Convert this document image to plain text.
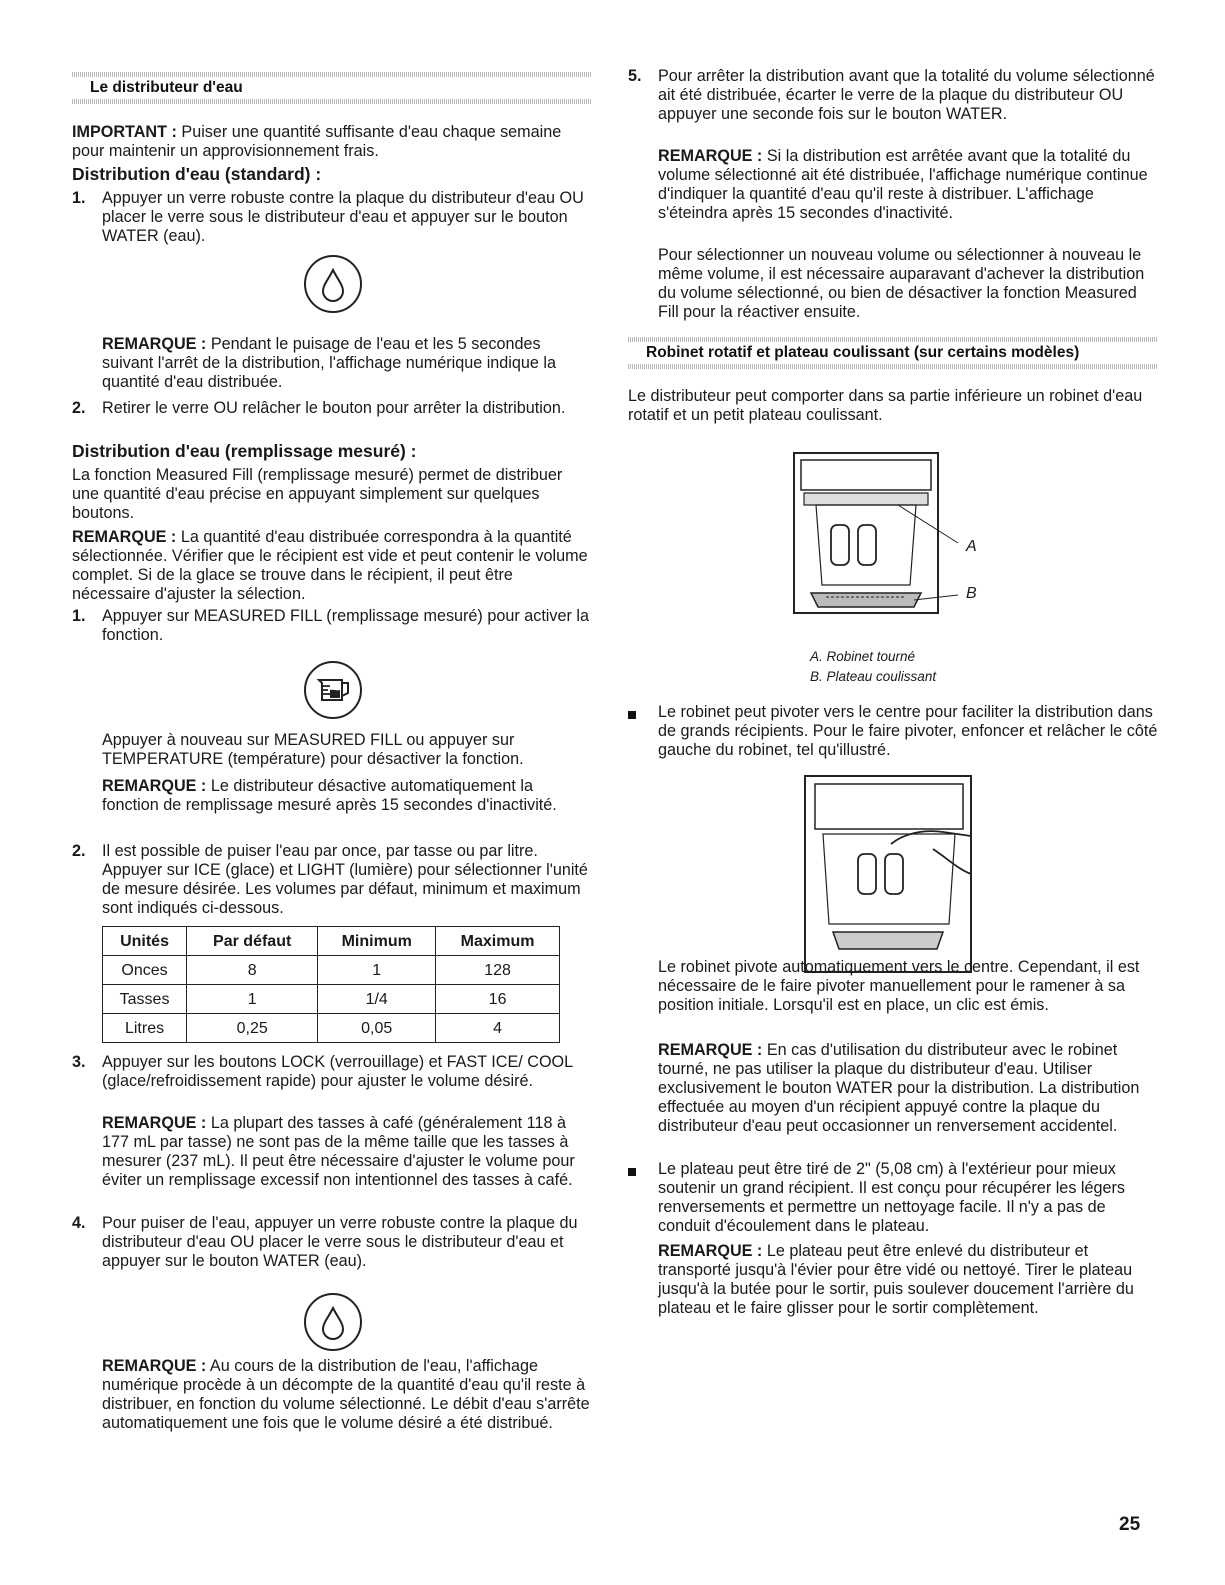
Le distributeur d'eau

IMPORTANT : Puiser une quantité suffisante d'eau chaque semaine pour maintenir un approvisionnement frais.

Distribution d'eau (standard) :
1. Appuyer un verre robuste contre la plaque du distributeur d'eau OU placer le verre sous le distributeur d'eau et appuyer sur le bouton WATER (eau).

REMARQUE : Pendant le puisage de l'eau et les 5 secondes suivant l'arrêt de la distribution, l'affichage numérique indique la quantité d'eau distribuée.

2. Retirer le verre OU relâcher le bouton pour arrêter la distribution.
Distribution d'eau (remplissage mesuré) :

La fonction Measured Fill (remplissage mesuré) permet de distribuer une quantité d'eau précise en appuyant simplement sur quelques boutons.

REMARQUE : La quantité d'eau distribuée correspondra à la quantité sélectionnée. Vérifier que le récipient est vide et peut contenir le volume complet. Si de la glace se trouve dans le récipient, il peut être nécessaire d'ajuster la sélection.

1. Appuyer sur MEASURED FILL (remplissage mesuré) pour activer la fonction.

Appuyer à nouveau sur MEASURED FILL ou appuyer sur TEMPERATURE (température) pour désactiver la fonction.

REMARQUE : Le distributeur désactive automatiquement la fonction de remplissage mesuré après 15 secondes d'inactivité.

2. Il est possible de puiser l'eau par once, par tasse ou par litre. Appuyer sur ICE (glace) et LIGHT (lumière) pour sélectionner l'unité de mesure désirée. Les volumes par défaut, minimum et maximum sont indiqués ci-dessous.
Unités	Par défaut	Minimum	Maximum
Onces	8	1	128
Tasses	1	1/4	16
Litres	0,25	0,05	4
3. Appuyer sur les boutons LOCK (verrouillage) et FAST ICE/ COOL (glace/refroidissement rapide) pour ajuster le volume désiré.

REMARQUE : La plupart des tasses à café (généralement 118 à 177 mL par tasse) ne sont pas de la même taille que les tasses à mesurer (237 mL). Il peut être nécessaire d'ajuster le volume pour éviter un remplissage excessif non intentionnel des tasses à café.

4. Pour puiser de l'eau, appuyer un verre robuste contre la plaque du distributeur d'eau OU placer le verre sous le distributeur d'eau et appuyer sur le bouton WATER (eau).

REMARQUE : Au cours de la distribution de l'eau, l'affichage numérique procède à un décompte de la quantité d'eau qu'il reste à distribuer, en fonction du volume sélectionné. Le débit d'eau s'arrête automatiquement une fois que le volume désiré a été distribué.

5. Pour arrêter la distribution avant que la totalité du volume sélectionné ait été distribuée, écarter le verre de la plaque du distributeur OU appuyer une seconde fois sur le bouton WATER.

REMARQUE : Si la distribution est arrêtée avant que la totalité du volume sélectionné ait été distribuée, l'affichage numérique continue d'indiquer la quantité d'eau qu'il reste à distribuer. L'affichage s'éteindra après 15 secondes d'inactivité.

Pour sélectionner un nouveau volume ou sélectionner à nouveau le même volume, il est nécessaire auparavant d'achever la distribution du volume sélectionné, ou bien de désactiver la fonction Measured Fill pour la réactiver ensuite.

Robinet rotatif et plateau coulissant (sur certains modèles)

Le distributeur peut comporter dans sa partie inférieure un robinet d'eau rotatif et un petit plateau coulissant.

A
B
A. Robinet tourné
B. Plateau coulissant

Le robinet peut pivoter vers le centre pour faciliter la distribution dans de grands récipients. Pour le faire pivoter, enfoncer et relâcher le côté gauche du robinet, tel qu'illustré.

Le robinet pivote automatiquement vers le centre. Cependant, il est nécessaire de le faire pivoter manuellement pour le ramener à sa position initiale. Lorsqu'il est en place, un clic est émis.

REMARQUE : En cas d'utilisation du distributeur avec le robinet tourné, ne pas utiliser la plaque du distributeur d'eau. Utiliser exclusivement le bouton WATER pour la distribution. La distribution effectuée au moyen d'un récipient appuyé contre la plaque du distributeur d'eau peut occasionner un renversement accidentel.

Le plateau peut être tiré de 2" (5,08 cm) à l'extérieur pour mieux soutenir un grand récipient. Il est conçu pour récupérer les légers renversements et permettre un nettoyage facile. Il n'y a pas de conduit d'écoulement dans le plateau.

REMARQUE : Le plateau peut être enlevé du distributeur et transporté jusqu'à l'évier pour être vidé ou nettoyé. Tirer le plateau jusqu'à la butée pour le sortir, puis soulever doucement l'arrière du plateau et le faire glisser pour le sortir complètement.

25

▶ _AIM_: The records above must be echoed exactly, minus their pictures.

▶ _FULL OUTPUT_:
Convert this document image to plain text.
Le distributeur d'eau

IMPORTANT : Puiser une quantité suffisante d'eau chaque semaine pour maintenir un approvisionnement frais.

Distribution d'eau (standard) :
1. Appuyer un verre robuste contre la plaque du distributeur d'eau OU placer le verre sous le distributeur d'eau et appuyer sur le bouton WATER (eau).

REMARQUE : Pendant le puisage de l'eau et les 5 secondes suivant l'arrêt de la distribution, l'affichage numérique indique la quantité d'eau distribuée.

2. Retirer le verre OU relâcher le bouton pour arrêter la distribution.
Distribution d'eau (remplissage mesuré) :

La fonction Measured Fill (remplissage mesuré) permet de distribuer une quantité d'eau précise en appuyant simplement sur quelques boutons.

REMARQUE : La quantité d'eau distribuée correspondra à la quantité sélectionnée. Vérifier que le récipient est vide et peut contenir le volume complet. Si de la glace se trouve dans le récipient, il peut être nécessaire d'ajuster la sélection.

1. Appuyer sur MEASURED FILL (remplissage mesuré) pour activer la fonction.

Appuyer à nouveau sur MEASURED FILL ou appuyer sur TEMPERATURE (température) pour désactiver la fonction.

REMARQUE : Le distributeur désactive automatiquement la fonction de remplissage mesuré après 15 secondes d'inactivité.

2. Il est possible de puiser l'eau par once, par tasse ou par litre. Appuyer sur ICE (glace) et LIGHT (lumière) pour sélectionner l'unité de mesure désirée. Les volumes par défaut, minimum et maximum sont indiqués ci-dessous.
Unités	Par défaut	Minimum	Maximum
Onces	8	1	128
Tasses	1	1/4	16
Litres	0,25	0,05	4
3. Appuyer sur les boutons LOCK (verrouillage) et FAST ICE/ COOL (glace/refroidissement rapide) pour ajuster le volume désiré.

REMARQUE : La plupart des tasses à café (généralement 118 à 177 mL par tasse) ne sont pas de la même taille que les tasses à mesurer (237 mL). Il peut être nécessaire d'ajuster le volume pour éviter un remplissage excessif non intentionnel des tasses à café.

4. Pour puiser de l'eau, appuyer un verre robuste contre la plaque du distributeur d'eau OU placer le verre sous le distributeur d'eau et appuyer sur le bouton WATER (eau).

REMARQUE : Au cours de la distribution de l'eau, l'affichage numérique procède à un décompte de la quantité d'eau qu'il reste à distribuer, en fonction du volume sélectionné. Le débit d'eau s'arrête automatiquement une fois que le volume désiré a été distribué.

5. Pour arrêter la distribution avant que la totalité du volume sélectionné ait été distribuée, écarter le verre de la plaque du distributeur OU appuyer une seconde fois sur le bouton WATER.

REMARQUE : Si la distribution est arrêtée avant que la totalité du volume sélectionné ait été distribuée, l'affichage numérique continue d'indiquer la quantité d'eau qu'il reste à distribuer. L'affichage s'éteindra après 15 secondes d'inactivité.

Pour sélectionner un nouveau volume ou sélectionner à nouveau le même volume, il est nécessaire auparavant d'achever la distribution du volume sélectionné, ou bien de désactiver la fonction Measured Fill pour la réactiver ensuite.

Robinet rotatif et plateau coulissant (sur certains modèles)

Le distributeur peut comporter dans sa partie inférieure un robinet d'eau rotatif et un petit plateau coulissant.

A
B
A. Robinet tourné
B. Plateau coulissant

Le robinet peut pivoter vers le centre pour faciliter la distribution dans de grands récipients. Pour le faire pivoter, enfoncer et relâcher le côté gauche du robinet, tel qu'illustré.

Le robinet pivote automatiquement vers le centre. Cependant, il est nécessaire de le faire pivoter manuellement pour le ramener à sa position initiale. Lorsqu'il est en place, un clic est émis.

REMARQUE : En cas d'utilisation du distributeur avec le robinet tourné, ne pas utiliser la plaque du distributeur d'eau. Utiliser exclusivement le bouton WATER pour la distribution. La distribution effectuée au moyen d'un récipient appuyé contre la plaque du distributeur d'eau peut occasionner un renversement accidentel.

Le plateau peut être tiré de 2" (5,08 cm) à l'extérieur pour mieux soutenir un grand récipient. Il est conçu pour récupérer les légers renversements et permettre un nettoyage facile. Il n'y a pas de conduit d'écoulement dans le plateau.

REMARQUE : Le plateau peut être enlevé du distributeur et transporté jusqu'à l'évier pour être vidé ou nettoyé. Tirer le plateau jusqu'à la butée pour le sortir, puis soulever doucement l'arrière du plateau et le faire glisser pour le sortir complètement.

25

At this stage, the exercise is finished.